**Stated problem:** Look through the material below for "color". Copy every line that contains it.

--- Data for this task ---

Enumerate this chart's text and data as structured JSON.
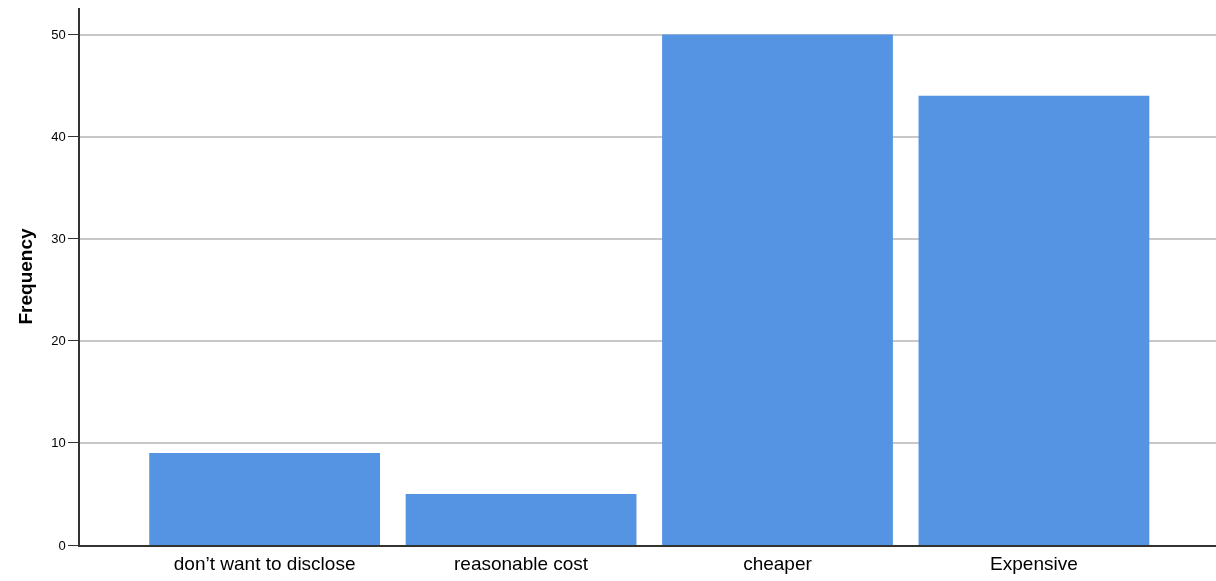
{
  "chart_data": {
    "type": "bar",
    "ylabel": "Frequency",
    "categories": [
      "don’t want to disclose",
      "reasonable cost",
      "cheaper",
      "Expensive"
    ],
    "values": [
      9,
      5,
      50,
      44
    ],
    "color": "#5594e3",
    "ylim": [
      0,
      52.6
    ],
    "yticks": [
      0,
      10,
      20,
      30,
      40,
      50
    ],
    "grid": "y",
    "legend": false
  }
}
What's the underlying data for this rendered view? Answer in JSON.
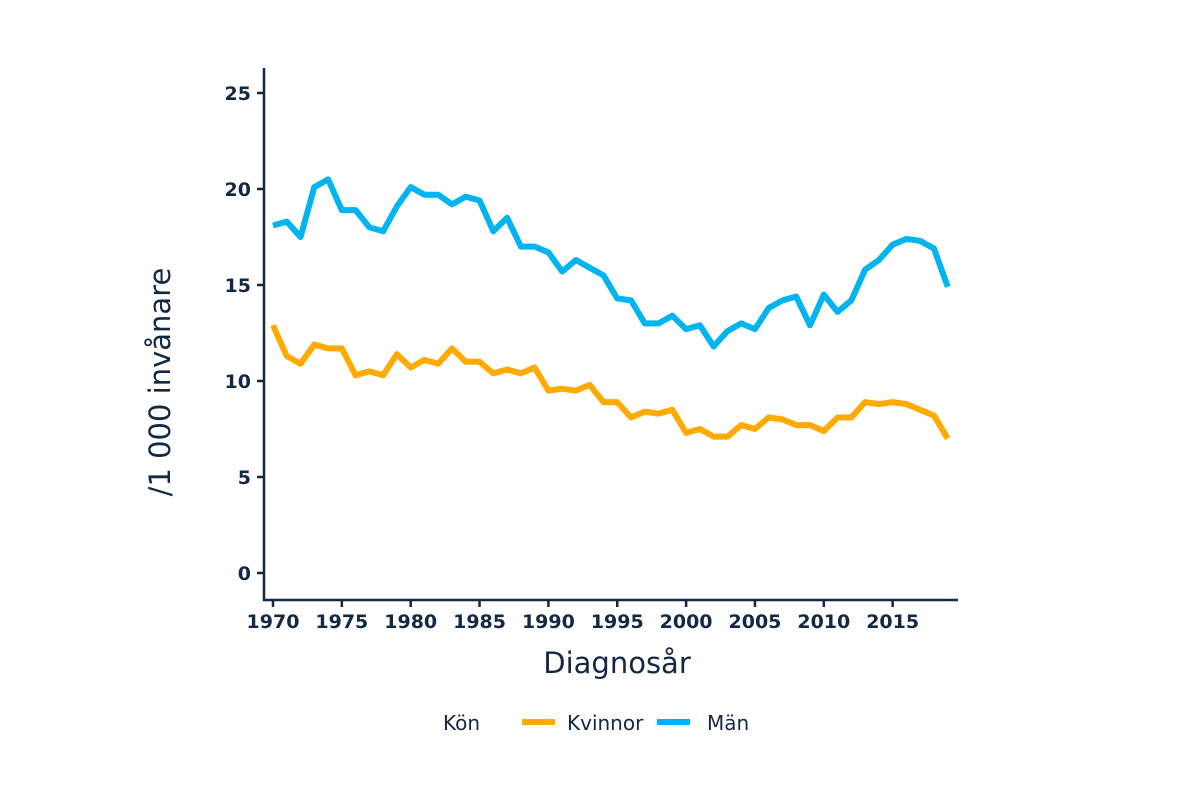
{
  "chart_data": {
    "type": "line",
    "xlabel": "Diagnosår",
    "ylabel": "/1 000 invånare",
    "ylim": [
      0,
      25
    ],
    "xlim": [
      1970,
      2019
    ],
    "yticks": [
      0,
      5,
      10,
      15,
      20,
      25
    ],
    "xticks": [
      1970,
      1975,
      1980,
      1985,
      1990,
      1995,
      2000,
      2005,
      2010,
      2015
    ],
    "grid": false,
    "legend": {
      "title": "Kön",
      "placement": "bottom"
    },
    "x": [
      1970,
      1971,
      1972,
      1973,
      1974,
      1975,
      1976,
      1977,
      1978,
      1979,
      1980,
      1981,
      1982,
      1983,
      1984,
      1985,
      1986,
      1987,
      1988,
      1989,
      1990,
      1991,
      1992,
      1993,
      1994,
      1995,
      1996,
      1997,
      1998,
      1999,
      2000,
      2001,
      2002,
      2003,
      2004,
      2005,
      2006,
      2007,
      2008,
      2009,
      2010,
      2011,
      2012,
      2013,
      2014,
      2015,
      2016,
      2017,
      2018,
      2019
    ],
    "series": [
      {
        "name": "Kvinnor",
        "color": "#FFAA00",
        "values": [
          12.9,
          11.3,
          10.9,
          11.9,
          11.7,
          11.7,
          10.3,
          10.5,
          10.3,
          11.4,
          10.7,
          11.1,
          10.9,
          11.7,
          11.0,
          11.0,
          10.4,
          10.6,
          10.4,
          10.7,
          9.5,
          9.6,
          9.5,
          9.8,
          8.9,
          8.9,
          8.1,
          8.4,
          8.3,
          8.5,
          7.3,
          7.5,
          7.1,
          7.1,
          7.7,
          7.5,
          8.1,
          8.0,
          7.7,
          7.7,
          7.4,
          8.1,
          8.1,
          8.9,
          8.8,
          8.9,
          8.8,
          8.5,
          8.2,
          7.0
        ]
      },
      {
        "name": "Män",
        "color": "#00B4F0",
        "values": [
          18.1,
          18.3,
          17.5,
          20.1,
          20.5,
          18.9,
          18.9,
          18.0,
          17.8,
          19.1,
          20.1,
          19.7,
          19.7,
          19.2,
          19.6,
          19.4,
          17.8,
          18.5,
          17.0,
          17.0,
          16.7,
          15.7,
          16.3,
          15.9,
          15.5,
          14.3,
          14.2,
          13.0,
          13.0,
          13.4,
          12.7,
          12.9,
          11.8,
          12.6,
          13.0,
          12.7,
          13.8,
          14.2,
          14.4,
          12.9,
          14.5,
          13.6,
          14.2,
          15.8,
          16.3,
          17.1,
          17.4,
          17.3,
          16.9,
          14.9
        ]
      }
    ]
  }
}
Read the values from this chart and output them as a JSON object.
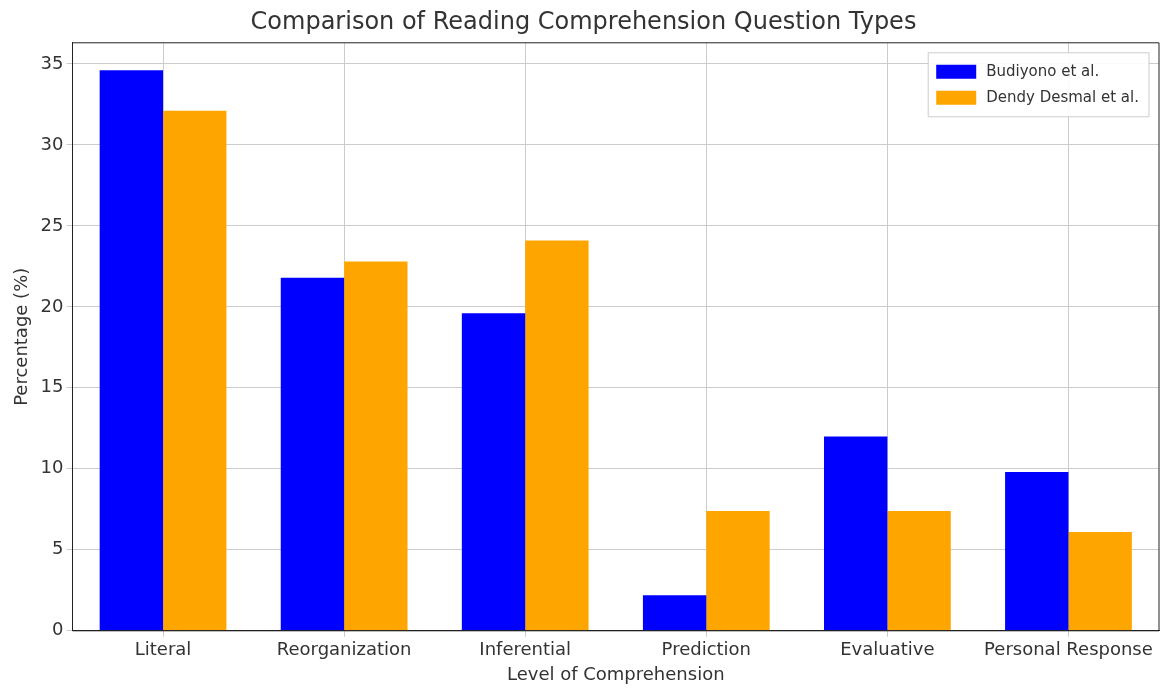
{
  "chart_data": {
    "type": "bar",
    "title": "Comparison of Reading Comprehension Question Types",
    "xlabel": "Level of Comprehension",
    "ylabel": "Percentage (%)",
    "categories": [
      "Literal",
      "Reorganization",
      "Inferential",
      "Prediction",
      "Evaluative",
      "Personal Response"
    ],
    "series": [
      {
        "name": "Budiyono et al.",
        "color": "#0000ff",
        "values": [
          34.6,
          21.8,
          19.6,
          2.2,
          12.0,
          9.8
        ]
      },
      {
        "name": "Dendy Desmal et al.",
        "color": "#ffa500",
        "values": [
          32.1,
          22.8,
          24.1,
          7.4,
          7.4,
          6.1
        ]
      }
    ],
    "ylim": [
      0,
      36.3
    ],
    "yticks": [
      0,
      5,
      10,
      15,
      20,
      25,
      30,
      35
    ],
    "grid": true,
    "legend": "top right"
  }
}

---

**Output for this task:**
    "color": "#5594e3",
        "color": "#FFAA00",
        "color": "#00B4F0",
        "color": "#0000ff",
        "color": "#ffa500",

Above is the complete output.